### [Data records]
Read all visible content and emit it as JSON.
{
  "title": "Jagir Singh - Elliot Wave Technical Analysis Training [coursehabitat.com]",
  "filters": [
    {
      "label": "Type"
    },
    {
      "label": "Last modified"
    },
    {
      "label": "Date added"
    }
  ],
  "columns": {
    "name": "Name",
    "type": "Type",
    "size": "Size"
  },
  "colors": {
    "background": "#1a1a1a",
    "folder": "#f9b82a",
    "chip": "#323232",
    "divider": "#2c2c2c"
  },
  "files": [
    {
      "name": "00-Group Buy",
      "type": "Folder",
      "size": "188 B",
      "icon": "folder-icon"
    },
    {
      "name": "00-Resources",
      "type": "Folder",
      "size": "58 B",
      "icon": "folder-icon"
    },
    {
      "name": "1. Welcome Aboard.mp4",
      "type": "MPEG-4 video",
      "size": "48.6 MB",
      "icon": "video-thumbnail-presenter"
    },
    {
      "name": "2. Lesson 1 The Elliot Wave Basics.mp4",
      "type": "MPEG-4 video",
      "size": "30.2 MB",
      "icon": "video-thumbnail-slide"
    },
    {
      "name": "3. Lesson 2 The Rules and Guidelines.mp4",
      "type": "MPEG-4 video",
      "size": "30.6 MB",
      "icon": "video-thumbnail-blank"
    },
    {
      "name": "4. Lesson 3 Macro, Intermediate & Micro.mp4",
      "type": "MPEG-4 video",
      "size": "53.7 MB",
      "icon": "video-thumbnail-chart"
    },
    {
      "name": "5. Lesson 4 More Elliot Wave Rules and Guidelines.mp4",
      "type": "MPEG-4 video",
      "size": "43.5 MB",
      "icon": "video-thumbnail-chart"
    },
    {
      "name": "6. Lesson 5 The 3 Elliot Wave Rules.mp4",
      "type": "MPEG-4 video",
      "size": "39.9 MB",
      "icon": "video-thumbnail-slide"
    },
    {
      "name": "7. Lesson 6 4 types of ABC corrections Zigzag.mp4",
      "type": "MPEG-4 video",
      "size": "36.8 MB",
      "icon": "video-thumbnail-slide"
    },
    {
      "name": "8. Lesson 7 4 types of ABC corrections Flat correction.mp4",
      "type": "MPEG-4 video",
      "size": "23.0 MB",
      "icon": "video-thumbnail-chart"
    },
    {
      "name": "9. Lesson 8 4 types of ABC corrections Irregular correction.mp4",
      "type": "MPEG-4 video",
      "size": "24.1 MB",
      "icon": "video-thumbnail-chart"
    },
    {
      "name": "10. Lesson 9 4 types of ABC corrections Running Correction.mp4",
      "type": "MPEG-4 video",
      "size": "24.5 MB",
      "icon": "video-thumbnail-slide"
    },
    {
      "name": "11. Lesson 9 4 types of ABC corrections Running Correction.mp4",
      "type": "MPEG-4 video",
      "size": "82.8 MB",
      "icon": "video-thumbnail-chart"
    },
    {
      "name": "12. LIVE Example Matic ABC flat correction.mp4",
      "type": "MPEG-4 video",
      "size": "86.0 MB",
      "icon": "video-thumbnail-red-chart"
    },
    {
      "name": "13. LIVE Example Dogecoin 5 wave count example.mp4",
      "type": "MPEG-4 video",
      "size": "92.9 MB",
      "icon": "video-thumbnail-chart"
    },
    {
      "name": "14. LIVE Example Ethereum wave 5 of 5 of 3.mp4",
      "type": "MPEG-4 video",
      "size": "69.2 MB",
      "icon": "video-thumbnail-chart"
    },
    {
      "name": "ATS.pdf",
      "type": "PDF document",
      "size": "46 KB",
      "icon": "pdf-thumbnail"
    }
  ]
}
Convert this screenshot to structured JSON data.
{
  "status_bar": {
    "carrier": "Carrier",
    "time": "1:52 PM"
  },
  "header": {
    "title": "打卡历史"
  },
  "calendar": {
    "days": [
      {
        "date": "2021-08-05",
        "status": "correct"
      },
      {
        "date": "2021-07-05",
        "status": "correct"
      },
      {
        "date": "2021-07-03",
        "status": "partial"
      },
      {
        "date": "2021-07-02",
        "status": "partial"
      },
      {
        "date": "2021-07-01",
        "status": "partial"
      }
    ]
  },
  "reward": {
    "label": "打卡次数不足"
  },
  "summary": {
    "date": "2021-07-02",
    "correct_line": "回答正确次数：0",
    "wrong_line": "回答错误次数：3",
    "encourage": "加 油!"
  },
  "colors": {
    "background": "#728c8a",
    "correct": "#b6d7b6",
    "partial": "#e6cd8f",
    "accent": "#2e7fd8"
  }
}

### [What is being asked]
Copy the data above in full, character for character.

### [Solution to this task]
Read all visible content and emit it as JSON.
{
  "title": "Jagir Singh - Elliot Wave Technical Analysis Training [coursehabitat.com]",
  "filters": [
    {
      "label": "Type"
    },
    {
      "label": "Last modified"
    },
    {
      "label": "Date added"
    }
  ],
  "columns": {
    "name": "Name",
    "type": "Type",
    "size": "Size"
  },
  "colors": {
    "background": "#1a1a1a",
    "folder": "#f9b82a",
    "chip": "#323232",
    "divider": "#2c2c2c"
  },
  "files": [
    {
      "name": "00-Group Buy",
      "type": "Folder",
      "size": "188 B",
      "icon": "folder-icon"
    },
    {
      "name": "00-Resources",
      "type": "Folder",
      "size": "58 B",
      "icon": "folder-icon"
    },
    {
      "name": "1. Welcome Aboard.mp4",
      "type": "MPEG-4 video",
      "size": "48.6 MB",
      "icon": "video-thumbnail-presenter"
    },
    {
      "name": "2. Lesson 1 The Elliot Wave Basics.mp4",
      "type": "MPEG-4 video",
      "size": "30.2 MB",
      "icon": "video-thumbnail-slide"
    },
    {
      "name": "3. Lesson 2 The Rules and Guidelines.mp4",
      "type": "MPEG-4 video",
      "size": "30.6 MB",
      "icon": "video-thumbnail-blank"
    },
    {
      "name": "4. Lesson 3 Macro, Intermediate & Micro.mp4",
      "type": "MPEG-4 video",
      "size": "53.7 MB",
      "icon": "video-thumbnail-chart"
    },
    {
      "name": "5. Lesson 4 More Elliot Wave Rules and Guidelines.mp4",
      "type": "MPEG-4 video",
      "size": "43.5 MB",
      "icon": "video-thumbnail-chart"
    },
    {
      "name": "6. Lesson 5 The 3 Elliot Wave Rules.mp4",
      "type": "MPEG-4 video",
      "size": "39.9 MB",
      "icon": "video-thumbnail-slide"
    },
    {
      "name": "7. Lesson 6 4 types of ABC corrections Zigzag.mp4",
      "type": "MPEG-4 video",
      "size": "36.8 MB",
      "icon": "video-thumbnail-slide"
    },
    {
      "name": "8. Lesson 7 4 types of ABC corrections Flat correction.mp4",
      "type": "MPEG-4 video",
      "size": "23.0 MB",
      "icon": "video-thumbnail-chart"
    },
    {
      "name": "9. Lesson 8 4 types of ABC corrections Irregular correction.mp4",
      "type": "MPEG-4 video",
      "size": "24.1 MB",
      "icon": "video-thumbnail-chart"
    },
    {
      "name": "10. Lesson 9 4 types of ABC corrections Running Correction.mp4",
      "type": "MPEG-4 video",
      "size": "24.5 MB",
      "icon": "video-thumbnail-slide"
    },
    {
      "name": "11. Lesson 9 4 types of ABC corrections Running Correction.mp4",
      "type": "MPEG-4 video",
      "size": "82.8 MB",
      "icon": "video-thumbnail-chart"
    },
    {
      "name": "12. LIVE Example Matic ABC flat correction.mp4",
      "type": "MPEG-4 video",
      "size": "86.0 MB",
      "icon": "video-thumbnail-red-chart"
    },
    {
      "name": "13. LIVE Example Dogecoin 5 wave count example.mp4",
      "type": "MPEG-4 video",
      "size": "92.9 MB",
      "icon": "video-thumbnail-chart"
    },
    {
      "name": "14. LIVE Example Ethereum wave 5 of 5 of 3.mp4",
      "type": "MPEG-4 video",
      "size": "69.2 MB",
      "icon": "video-thumbnail-chart"
    },
    {
      "name": "ATS.pdf",
      "type": "PDF document",
      "size": "46 KB",
      "icon": "pdf-thumbnail"
    }
  ]
}
Convert this screenshot to structured JSON data.
{
  "status_bar": {
    "carrier": "Carrier",
    "time": "1:52 PM"
  },
  "header": {
    "title": "打卡历史"
  },
  "calendar": {
    "days": [
      {
        "date": "2021-08-05",
        "status": "correct"
      },
      {
        "date": "2021-07-05",
        "status": "correct"
      },
      {
        "date": "2021-07-03",
        "status": "partial"
      },
      {
        "date": "2021-07-02",
        "status": "partial"
      },
      {
        "date": "2021-07-01",
        "status": "partial"
      }
    ]
  },
  "reward": {
    "label": "打卡次数不足"
  },
  "summary": {
    "date": "2021-07-02",
    "correct_line": "回答正确次数：0",
    "wrong_line": "回答错误次数：3",
    "encourage": "加 油!"
  },
  "colors": {
    "background": "#728c8a",
    "correct": "#b6d7b6",
    "partial": "#e6cd8f",
    "accent": "#2e7fd8"
  }
}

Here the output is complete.